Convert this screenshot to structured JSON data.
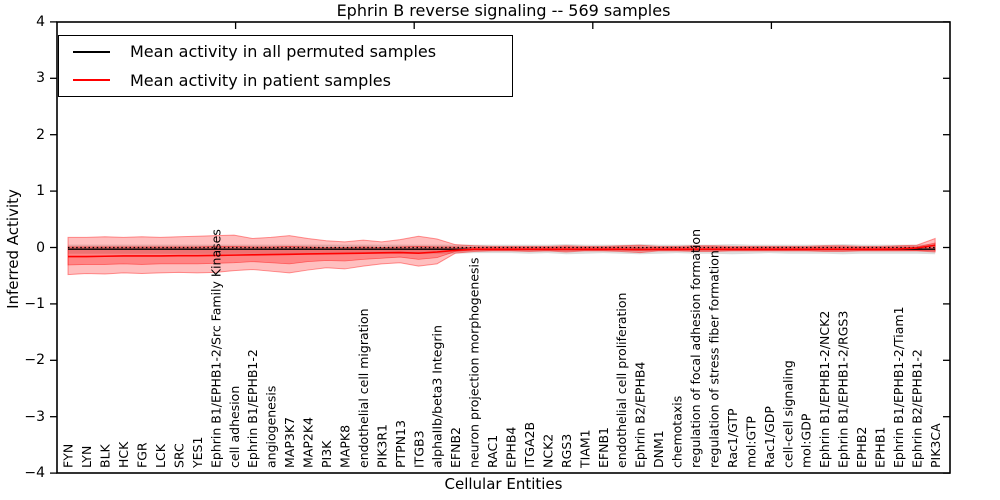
{
  "chart_data": {
    "type": "line",
    "title": "Ephrin B reverse signaling -- 569 samples",
    "xlabel": "Cellular Entities",
    "ylabel": "Inferred Activity",
    "ylim": [
      -4,
      4
    ],
    "grid": false,
    "legend_position": "upper left",
    "legend": [
      {
        "label": "Mean activity in all permuted samples",
        "color": "#000000"
      },
      {
        "label": "Mean activity in patient samples",
        "color": "#ff0000"
      }
    ],
    "yticks": [
      {
        "label": "4",
        "value": 4
      },
      {
        "label": "3",
        "value": 3
      },
      {
        "label": "2",
        "value": 2
      },
      {
        "label": "1",
        "value": 1
      },
      {
        "label": "0",
        "value": 0
      },
      {
        "label": "−1",
        "value": -1
      },
      {
        "label": "−2",
        "value": -2
      },
      {
        "label": "−3",
        "value": -3
      },
      {
        "label": "−4",
        "value": -4
      }
    ],
    "zero_line": {
      "style": "dotted",
      "color": "#000000",
      "value": 0
    },
    "categories": [
      "FYN",
      "LYN",
      "BLK",
      "HCK",
      "FGR",
      "LCK",
      "SRC",
      "YES1",
      "Ephrin B1/EPHB1-2/Src Family Kinases",
      "cell adhesion",
      "Ephrin B1/EPHB1-2",
      "angiogenesis",
      "MAP3K7",
      "MAP2K4",
      "PI3K",
      "MAPK8",
      "endothelial cell migration",
      "PIK3R1",
      "PTPN13",
      "ITGB3",
      "alphaIIb/beta3 Integrin",
      "EFNB2",
      "neuron projection morphogenesis",
      "RAC1",
      "EPHB4",
      "ITGA2B",
      "NCK2",
      "RGS3",
      "TIAM1",
      "EFNB1",
      "endothelial cell proliferation",
      "Ephrin B2/EPHB4",
      "DNM1",
      "chemotaxis",
      "regulation of focal adhesion formation",
      "regulation of stress fiber formation",
      "Rac1/GTP",
      "mol:GTP",
      "Rac1/GDP",
      "cell-cell signaling",
      "mol:GDP",
      "Ephrin B1/EPHB1-2/NCK2",
      "Ephrin B1/EPHB1-2/RGS3",
      "EPHB2",
      "EPHB1",
      "Ephrin B1/EPHB1-2/Tiam1",
      "Ephrin B2/EPHB1-2",
      "PIK3CA"
    ],
    "series": [
      {
        "name": "Mean activity in all permuted samples",
        "color": "#000000",
        "values": [
          -0.03,
          -0.03,
          -0.03,
          -0.03,
          -0.03,
          -0.03,
          -0.03,
          -0.03,
          -0.03,
          -0.03,
          -0.03,
          -0.03,
          -0.03,
          -0.03,
          -0.03,
          -0.03,
          -0.03,
          -0.03,
          -0.03,
          -0.03,
          -0.03,
          -0.03,
          -0.03,
          -0.03,
          -0.03,
          -0.03,
          -0.03,
          -0.03,
          -0.03,
          -0.03,
          -0.03,
          -0.03,
          -0.03,
          -0.03,
          -0.03,
          -0.03,
          -0.03,
          -0.03,
          -0.03,
          -0.03,
          -0.03,
          -0.03,
          -0.03,
          -0.03,
          -0.03,
          -0.03,
          -0.03,
          -0.03
        ]
      },
      {
        "name": "Mean activity in patient samples",
        "color": "#ff0000",
        "values": [
          -0.16,
          -0.16,
          -0.155,
          -0.15,
          -0.15,
          -0.15,
          -0.145,
          -0.145,
          -0.14,
          -0.135,
          -0.13,
          -0.125,
          -0.12,
          -0.115,
          -0.11,
          -0.105,
          -0.1,
          -0.095,
          -0.09,
          -0.1,
          -0.08,
          -0.05,
          -0.03,
          -0.03,
          -0.03,
          -0.03,
          -0.03,
          -0.03,
          -0.03,
          -0.03,
          -0.03,
          -0.035,
          -0.03,
          -0.03,
          -0.03,
          -0.03,
          -0.03,
          -0.03,
          -0.03,
          -0.03,
          -0.03,
          -0.03,
          -0.03,
          -0.03,
          -0.03,
          -0.025,
          -0.01,
          0.04
        ]
      }
    ],
    "bands": {
      "patient_outer": {
        "color": "rgba(255,0,0,0.25)",
        "edge": "rgba(255,0,0,0.4)",
        "top": [
          0.18,
          0.18,
          0.19,
          0.18,
          0.19,
          0.18,
          0.19,
          0.2,
          0.21,
          0.22,
          0.16,
          0.18,
          0.21,
          0.16,
          0.12,
          0.1,
          0.13,
          0.1,
          0.14,
          0.2,
          0.15,
          0.05,
          0.03,
          0.02,
          0.02,
          0.02,
          0.02,
          0.03,
          0.02,
          0.02,
          0.03,
          0.04,
          0.02,
          0.02,
          0.03,
          0.03,
          0.02,
          0.02,
          0.02,
          0.02,
          0.02,
          0.03,
          0.03,
          0.02,
          0.02,
          0.03,
          0.04,
          0.16
        ],
        "bottom": [
          -0.48,
          -0.46,
          -0.47,
          -0.45,
          -0.46,
          -0.45,
          -0.44,
          -0.45,
          -0.44,
          -0.41,
          -0.39,
          -0.42,
          -0.45,
          -0.4,
          -0.36,
          -0.38,
          -0.33,
          -0.29,
          -0.27,
          -0.33,
          -0.29,
          -0.1,
          -0.07,
          -0.06,
          -0.06,
          -0.07,
          -0.06,
          -0.08,
          -0.06,
          -0.06,
          -0.07,
          -0.09,
          -0.06,
          -0.06,
          -0.07,
          -0.07,
          -0.06,
          -0.06,
          -0.06,
          -0.06,
          -0.06,
          -0.07,
          -0.07,
          -0.06,
          -0.06,
          -0.06,
          -0.06,
          -0.08
        ]
      },
      "patient_inner": {
        "color": "rgba(255,0,0,0.3)",
        "edge": "rgba(255,0,0,0.45)",
        "top": [
          0.01,
          0.01,
          0.01,
          0.01,
          0.01,
          0.01,
          0.01,
          0.01,
          0.02,
          0.02,
          0.01,
          0.01,
          0.02,
          0.01,
          0.0,
          0.0,
          0.01,
          0.0,
          0.01,
          0.02,
          0.01,
          0.01,
          0.0,
          0.0,
          0.0,
          0.0,
          0.0,
          0.01,
          0.0,
          0.0,
          0.01,
          0.01,
          0.0,
          0.0,
          0.01,
          0.01,
          0.0,
          0.0,
          0.0,
          0.0,
          0.0,
          0.01,
          0.01,
          0.0,
          0.0,
          0.01,
          0.01,
          0.08
        ],
        "bottom": [
          -0.31,
          -0.3,
          -0.3,
          -0.29,
          -0.3,
          -0.29,
          -0.29,
          -0.29,
          -0.28,
          -0.27,
          -0.25,
          -0.27,
          -0.29,
          -0.25,
          -0.23,
          -0.24,
          -0.21,
          -0.19,
          -0.17,
          -0.21,
          -0.18,
          -0.07,
          -0.05,
          -0.05,
          -0.05,
          -0.05,
          -0.05,
          -0.06,
          -0.05,
          -0.05,
          -0.05,
          -0.06,
          -0.05,
          -0.05,
          -0.05,
          -0.05,
          -0.05,
          -0.05,
          -0.05,
          -0.05,
          -0.05,
          -0.05,
          -0.05,
          -0.05,
          -0.05,
          -0.05,
          -0.05,
          -0.06
        ]
      },
      "permuted": {
        "color": "rgba(115,115,115,0.25)",
        "edge": "none",
        "top": [
          0.05,
          0.05,
          0.05,
          0.05,
          0.05,
          0.05,
          0.05,
          0.05,
          0.05,
          0.05,
          0.05,
          0.05,
          0.05,
          0.05,
          0.05,
          0.05,
          0.05,
          0.05,
          0.05,
          0.05,
          0.05,
          0.05,
          0.05,
          0.05,
          0.05,
          0.05,
          0.05,
          0.06,
          0.05,
          0.05,
          0.05,
          0.06,
          0.05,
          0.05,
          0.05,
          0.05,
          0.06,
          0.05,
          0.05,
          0.05,
          0.05,
          0.05,
          0.06,
          0.05,
          0.05,
          0.05,
          0.05,
          0.06
        ],
        "bottom": [
          -0.11,
          -0.11,
          -0.11,
          -0.11,
          -0.11,
          -0.11,
          -0.11,
          -0.11,
          -0.11,
          -0.11,
          -0.11,
          -0.11,
          -0.11,
          -0.11,
          -0.11,
          -0.11,
          -0.11,
          -0.11,
          -0.11,
          -0.11,
          -0.11,
          -0.11,
          -0.1,
          -0.1,
          -0.1,
          -0.11,
          -0.1,
          -0.12,
          -0.11,
          -0.1,
          -0.11,
          -0.12,
          -0.11,
          -0.1,
          -0.11,
          -0.11,
          -0.12,
          -0.11,
          -0.1,
          -0.11,
          -0.11,
          -0.11,
          -0.12,
          -0.11,
          -0.11,
          -0.11,
          -0.11,
          -0.12
        ]
      }
    }
  }
}
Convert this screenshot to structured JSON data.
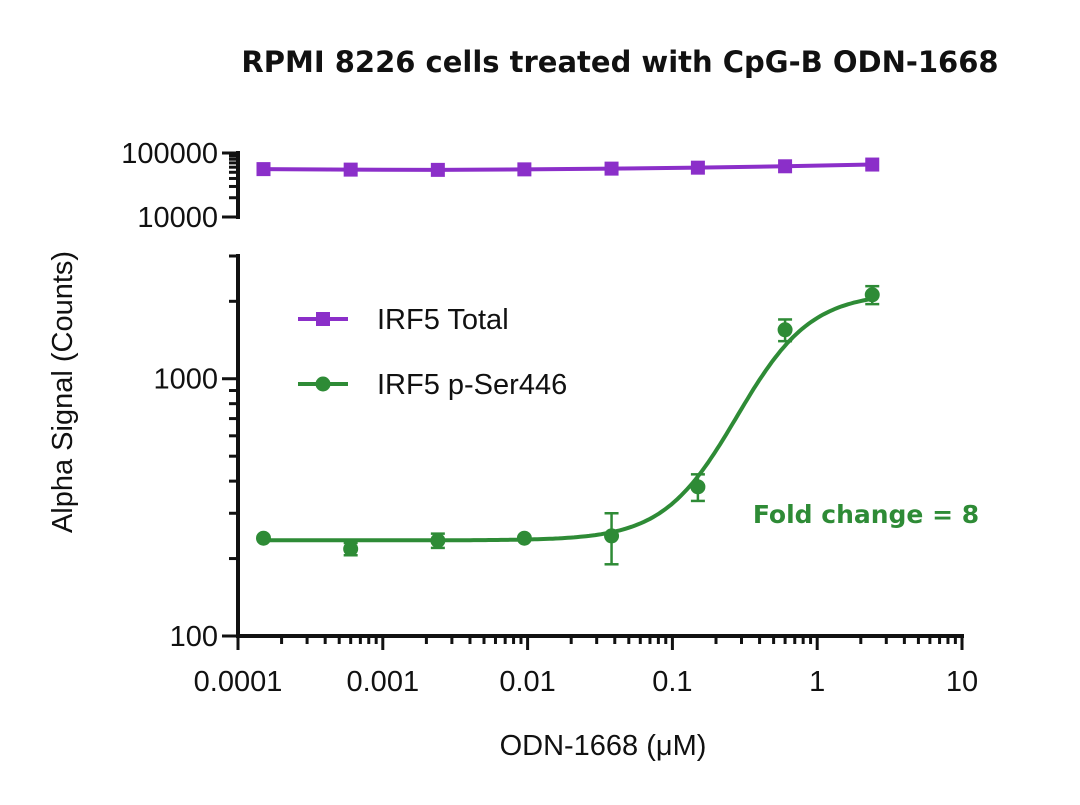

§ Task
Copy every line above that holds the word "adhesion".

§ Completed exercise
      "cell adhesion",
      "regulation of focal adhesion formation",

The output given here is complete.